Copy the lines below word for word, from the line with "find all labels, buttons, inputs, and" up to and including the line with "bar-2023-06-30 bbox=[886, 123, 906, 602]", and leave the pictures out.

▶ [Provided records]:
>> START

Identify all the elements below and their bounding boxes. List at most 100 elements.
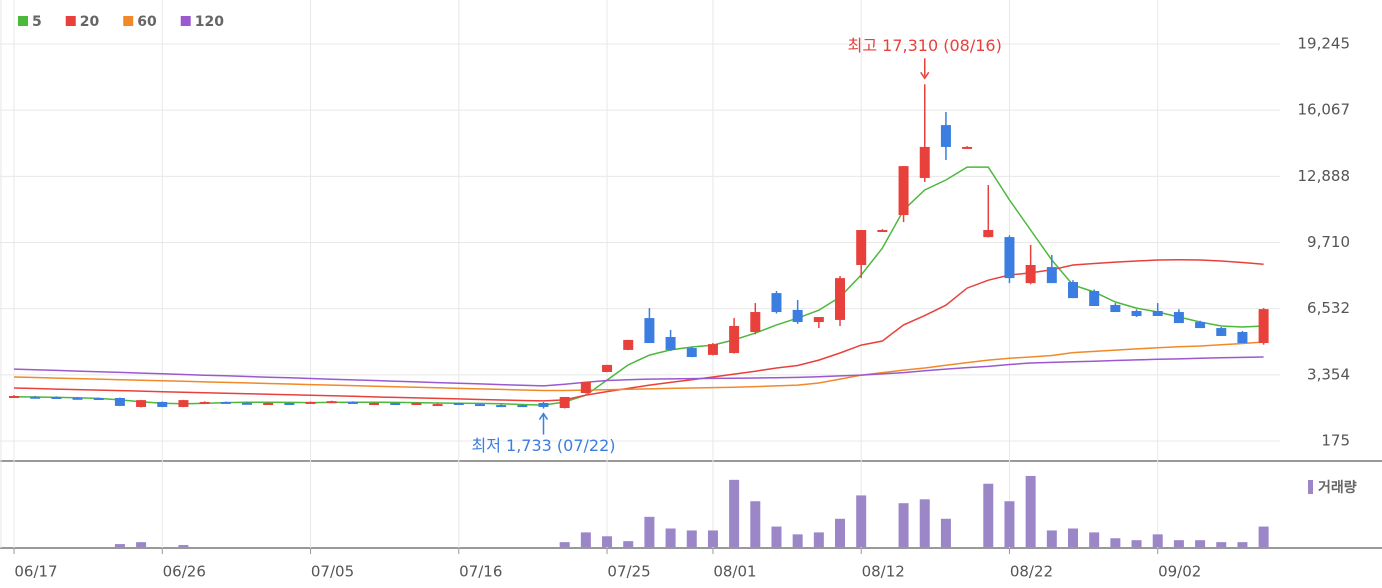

>> END
>> START

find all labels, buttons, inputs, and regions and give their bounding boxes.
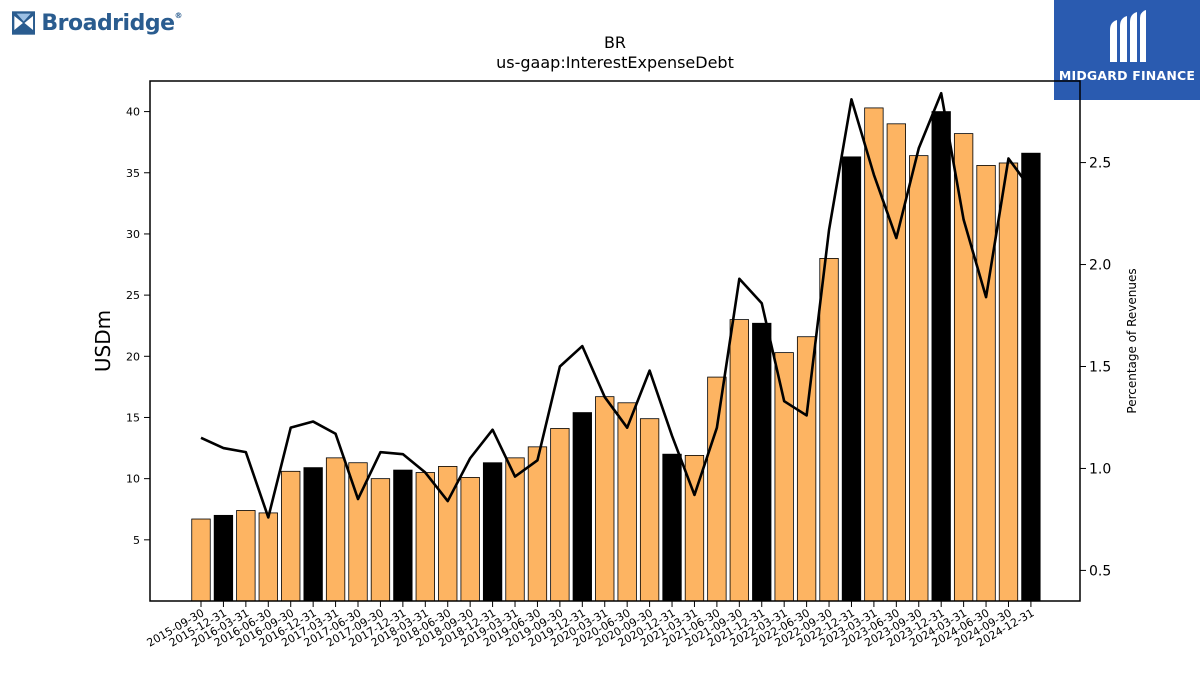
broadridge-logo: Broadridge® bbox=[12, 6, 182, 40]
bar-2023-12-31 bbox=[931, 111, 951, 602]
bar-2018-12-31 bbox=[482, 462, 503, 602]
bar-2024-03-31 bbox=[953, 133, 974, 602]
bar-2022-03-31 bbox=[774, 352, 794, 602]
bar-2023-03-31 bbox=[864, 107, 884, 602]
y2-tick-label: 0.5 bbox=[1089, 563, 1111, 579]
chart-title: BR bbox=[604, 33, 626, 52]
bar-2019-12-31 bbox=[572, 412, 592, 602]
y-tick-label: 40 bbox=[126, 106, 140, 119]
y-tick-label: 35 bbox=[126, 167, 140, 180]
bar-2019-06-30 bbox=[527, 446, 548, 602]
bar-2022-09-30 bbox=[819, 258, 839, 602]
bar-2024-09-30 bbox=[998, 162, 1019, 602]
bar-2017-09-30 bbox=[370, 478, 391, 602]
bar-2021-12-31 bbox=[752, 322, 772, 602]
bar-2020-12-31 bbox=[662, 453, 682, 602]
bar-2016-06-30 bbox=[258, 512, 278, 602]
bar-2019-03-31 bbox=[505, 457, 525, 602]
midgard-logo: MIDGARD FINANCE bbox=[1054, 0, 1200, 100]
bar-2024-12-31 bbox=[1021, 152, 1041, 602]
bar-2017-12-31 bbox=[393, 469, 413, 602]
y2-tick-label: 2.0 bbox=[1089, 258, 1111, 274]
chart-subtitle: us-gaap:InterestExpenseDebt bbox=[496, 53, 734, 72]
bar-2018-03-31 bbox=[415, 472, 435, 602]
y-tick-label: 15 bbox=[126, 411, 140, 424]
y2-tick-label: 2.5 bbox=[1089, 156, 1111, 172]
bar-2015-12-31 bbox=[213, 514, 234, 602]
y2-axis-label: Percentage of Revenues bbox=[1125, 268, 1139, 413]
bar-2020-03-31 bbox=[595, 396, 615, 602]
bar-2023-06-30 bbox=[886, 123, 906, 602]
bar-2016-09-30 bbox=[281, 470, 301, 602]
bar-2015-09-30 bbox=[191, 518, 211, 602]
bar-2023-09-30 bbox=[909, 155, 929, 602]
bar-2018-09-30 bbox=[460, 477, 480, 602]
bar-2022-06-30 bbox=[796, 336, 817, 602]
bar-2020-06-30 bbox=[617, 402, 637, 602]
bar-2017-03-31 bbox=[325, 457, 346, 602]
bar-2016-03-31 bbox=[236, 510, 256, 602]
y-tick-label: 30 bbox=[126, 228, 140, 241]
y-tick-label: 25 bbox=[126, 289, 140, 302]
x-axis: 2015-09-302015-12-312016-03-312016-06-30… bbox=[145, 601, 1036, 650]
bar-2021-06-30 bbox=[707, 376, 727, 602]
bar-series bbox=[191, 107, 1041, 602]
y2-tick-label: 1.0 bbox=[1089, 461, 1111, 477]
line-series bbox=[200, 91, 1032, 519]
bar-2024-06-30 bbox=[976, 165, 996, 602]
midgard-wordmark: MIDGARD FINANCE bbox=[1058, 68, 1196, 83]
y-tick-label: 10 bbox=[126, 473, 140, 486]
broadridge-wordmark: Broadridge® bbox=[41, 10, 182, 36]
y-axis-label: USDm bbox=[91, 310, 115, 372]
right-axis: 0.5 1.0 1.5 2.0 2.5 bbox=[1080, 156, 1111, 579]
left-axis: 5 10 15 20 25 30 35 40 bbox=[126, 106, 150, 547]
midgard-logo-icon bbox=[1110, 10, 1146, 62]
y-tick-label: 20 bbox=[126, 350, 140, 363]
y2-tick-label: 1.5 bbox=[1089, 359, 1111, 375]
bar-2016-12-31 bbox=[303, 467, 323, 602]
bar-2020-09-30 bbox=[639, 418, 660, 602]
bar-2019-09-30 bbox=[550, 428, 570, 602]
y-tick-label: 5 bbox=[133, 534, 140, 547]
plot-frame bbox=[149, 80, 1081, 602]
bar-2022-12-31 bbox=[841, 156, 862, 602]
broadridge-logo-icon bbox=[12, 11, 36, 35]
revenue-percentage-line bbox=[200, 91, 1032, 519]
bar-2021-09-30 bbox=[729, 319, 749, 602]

>> END

▶ [Written solution]:
find all labels, buttons, inputs, and regions and give their bounding boxes.
broadridge-logo: Broadridge® bbox=[12, 6, 182, 40]
bar-2023-12-31 bbox=[931, 111, 951, 602]
bar-2018-12-31 bbox=[482, 462, 503, 602]
bar-2024-03-31 bbox=[953, 133, 974, 602]
bar-2022-03-31 bbox=[774, 352, 794, 602]
bar-2023-03-31 bbox=[864, 107, 884, 602]
y2-tick-label: 0.5 bbox=[1089, 563, 1111, 579]
chart-title: BR bbox=[604, 33, 626, 52]
bar-2019-12-31 bbox=[572, 412, 592, 602]
y-tick-label: 40 bbox=[126, 106, 140, 119]
y-tick-label: 35 bbox=[126, 167, 140, 180]
bar-2019-06-30 bbox=[527, 446, 548, 602]
bar-2022-09-30 bbox=[819, 258, 839, 602]
bar-2024-09-30 bbox=[998, 162, 1019, 602]
bar-2017-09-30 bbox=[370, 478, 391, 602]
bar-2021-12-31 bbox=[752, 322, 772, 602]
bar-2020-12-31 bbox=[662, 453, 682, 602]
bar-2016-06-30 bbox=[258, 512, 278, 602]
bar-2019-03-31 bbox=[505, 457, 525, 602]
midgard-logo: MIDGARD FINANCE bbox=[1054, 0, 1200, 100]
bar-2024-12-31 bbox=[1021, 152, 1041, 602]
bar-2017-12-31 bbox=[393, 469, 413, 602]
y2-tick-label: 2.0 bbox=[1089, 258, 1111, 274]
chart-subtitle: us-gaap:InterestExpenseDebt bbox=[496, 53, 734, 72]
bar-2018-03-31 bbox=[415, 472, 435, 602]
y-tick-label: 15 bbox=[126, 411, 140, 424]
y2-tick-label: 2.5 bbox=[1089, 156, 1111, 172]
bar-2015-12-31 bbox=[213, 514, 234, 602]
y2-axis-label: Percentage of Revenues bbox=[1125, 268, 1139, 413]
bar-2020-03-31 bbox=[595, 396, 615, 602]
bar-2023-06-30 bbox=[886, 123, 906, 602]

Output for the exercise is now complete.